■ **STATED PROBLEM**: Write out the whole listing word for word.
-- Begin --
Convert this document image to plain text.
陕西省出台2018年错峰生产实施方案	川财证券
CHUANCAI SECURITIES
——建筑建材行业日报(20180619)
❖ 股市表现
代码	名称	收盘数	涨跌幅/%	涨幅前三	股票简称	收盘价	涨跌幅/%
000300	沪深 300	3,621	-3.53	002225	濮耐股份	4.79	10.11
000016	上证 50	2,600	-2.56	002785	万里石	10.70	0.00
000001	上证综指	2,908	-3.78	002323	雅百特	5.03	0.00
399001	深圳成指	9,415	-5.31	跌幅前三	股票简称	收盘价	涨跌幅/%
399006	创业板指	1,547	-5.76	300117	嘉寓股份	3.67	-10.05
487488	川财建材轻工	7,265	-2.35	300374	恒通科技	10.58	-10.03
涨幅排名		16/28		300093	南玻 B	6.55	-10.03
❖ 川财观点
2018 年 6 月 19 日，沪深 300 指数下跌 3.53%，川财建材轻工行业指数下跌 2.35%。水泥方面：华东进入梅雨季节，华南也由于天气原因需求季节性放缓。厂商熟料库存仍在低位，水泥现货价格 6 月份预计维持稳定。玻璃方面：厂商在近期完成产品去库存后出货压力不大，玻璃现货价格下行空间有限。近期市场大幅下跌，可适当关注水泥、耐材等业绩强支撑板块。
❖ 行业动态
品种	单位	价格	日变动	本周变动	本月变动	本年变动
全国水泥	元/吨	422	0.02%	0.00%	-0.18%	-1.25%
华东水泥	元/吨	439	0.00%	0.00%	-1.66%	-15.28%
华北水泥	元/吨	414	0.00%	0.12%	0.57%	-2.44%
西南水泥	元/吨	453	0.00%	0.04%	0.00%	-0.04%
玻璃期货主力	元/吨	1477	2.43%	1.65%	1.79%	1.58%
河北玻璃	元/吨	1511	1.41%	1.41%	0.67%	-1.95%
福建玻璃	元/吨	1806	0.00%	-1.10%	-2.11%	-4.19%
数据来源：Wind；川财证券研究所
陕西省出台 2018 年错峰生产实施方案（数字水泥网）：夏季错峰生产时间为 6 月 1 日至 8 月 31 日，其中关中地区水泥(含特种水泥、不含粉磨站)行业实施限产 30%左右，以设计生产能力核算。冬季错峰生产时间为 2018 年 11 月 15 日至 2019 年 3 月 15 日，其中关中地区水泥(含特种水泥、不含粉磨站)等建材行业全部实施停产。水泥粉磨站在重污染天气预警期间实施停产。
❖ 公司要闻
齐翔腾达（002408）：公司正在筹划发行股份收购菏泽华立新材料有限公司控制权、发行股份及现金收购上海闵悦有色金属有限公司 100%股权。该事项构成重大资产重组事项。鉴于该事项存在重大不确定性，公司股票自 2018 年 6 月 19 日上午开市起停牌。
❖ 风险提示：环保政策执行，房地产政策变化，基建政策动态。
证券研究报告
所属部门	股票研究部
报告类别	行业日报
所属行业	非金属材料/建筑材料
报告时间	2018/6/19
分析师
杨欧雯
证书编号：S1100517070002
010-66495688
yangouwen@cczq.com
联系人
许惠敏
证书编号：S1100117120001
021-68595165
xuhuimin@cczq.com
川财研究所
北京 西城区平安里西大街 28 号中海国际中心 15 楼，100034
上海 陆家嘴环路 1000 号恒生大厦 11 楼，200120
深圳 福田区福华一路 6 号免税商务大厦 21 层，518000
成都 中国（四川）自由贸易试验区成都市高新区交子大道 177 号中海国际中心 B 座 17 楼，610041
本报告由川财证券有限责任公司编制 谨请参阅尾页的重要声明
-- End --
■ **TASK ANSWER**:
Convert this document image to plain text.
陕西省出台2018年错峰生产实施方案	川财证券
CHUANCAI SECURITIES
——建筑建材行业日报(20180619)
❖ 股市表现
代码	名称	收盘数	涨跌幅/%	涨幅前三	股票简称	收盘价	涨跌幅/%
000300	沪深 300	3,621	-3.53	002225	濮耐股份	4.79	10.11
000016	上证 50	2,600	-2.56	002785	万里石	10.70	0.00
000001	上证综指	2,908	-3.78	002323	雅百特	5.03	0.00
399001	深圳成指	9,415	-5.31	跌幅前三	股票简称	收盘价	涨跌幅/%
399006	创业板指	1,547	-5.76	300117	嘉寓股份	3.67	-10.05
487488	川财建材轻工	7,265	-2.35	300374	恒通科技	10.58	-10.03
涨幅排名		16/28		300093	南玻 B	6.55	-10.03
❖ 川财观点
2018 年 6 月 19 日，沪深 300 指数下跌 3.53%，川财建材轻工行业指数下跌 2.35%。水泥方面：华东进入梅雨季节，华南也由于天气原因需求季节性放缓。厂商熟料库存仍在低位，水泥现货价格 6 月份预计维持稳定。玻璃方面：厂商在近期完成产品去库存后出货压力不大，玻璃现货价格下行空间有限。近期市场大幅下跌，可适当关注水泥、耐材等业绩强支撑板块。
❖ 行业动态
品种	单位	价格	日变动	本周变动	本月变动	本年变动
全国水泥	元/吨	422	0.02%	0.00%	-0.18%	-1.25%
华东水泥	元/吨	439	0.00%	0.00%	-1.66%	-15.28%
华北水泥	元/吨	414	0.00%	0.12%	0.57%	-2.44%
西南水泥	元/吨	453	0.00%	0.04%	0.00%	-0.04%
玻璃期货主力	元/吨	1477	2.43%	1.65%	1.79%	1.58%
河北玻璃	元/吨	1511	1.41%	1.41%	0.67%	-1.95%
福建玻璃	元/吨	1806	0.00%	-1.10%	-2.11%	-4.19%
数据来源：Wind；川财证券研究所
陕西省出台 2018 年错峰生产实施方案（数字水泥网）：夏季错峰生产时间为 6 月 1 日至 8 月 31 日，其中关中地区水泥(含特种水泥、不含粉磨站)行业实施限产 30%左右，以设计生产能力核算。冬季错峰生产时间为 2018 年 11 月 15 日至 2019 年 3 月 15 日，其中关中地区水泥(含特种水泥、不含粉磨站)等建材行业全部实施停产。水泥粉磨站在重污染天气预警期间实施停产。
❖ 公司要闻
齐翔腾达（002408）：公司正在筹划发行股份收购菏泽华立新材料有限公司控制权、发行股份及现金收购上海闵悦有色金属有限公司 100%股权。该事项构成重大资产重组事项。鉴于该事项存在重大不确定性，公司股票自 2018 年 6 月 19 日上午开市起停牌。
❖ 风险提示：环保政策执行，房地产政策变化，基建政策动态。
证券研究报告
所属部门	股票研究部
报告类别	行业日报
所属行业	非金属材料/建筑材料
报告时间	2018/6/19
分析师
杨欧雯
证书编号：S1100517070002
010-66495688
yangouwen@cczq.com
联系人
许惠敏
证书编号：S1100117120001
021-68595165
xuhuimin@cczq.com
川财研究所
北京 西城区平安里西大街 28 号中海国际中心 15 楼，100034
上海 陆家嘴环路 1000 号恒生大厦 11 楼，200120
深圳 福田区福华一路 6 号免税商务大厦 21 层，518000
成都 中国（四川）自由贸易试验区成都市高新区交子大道 177 号中海国际中心 B 座 17 楼，610041
本报告由川财证券有限责任公司编制 谨请参阅尾页的重要声明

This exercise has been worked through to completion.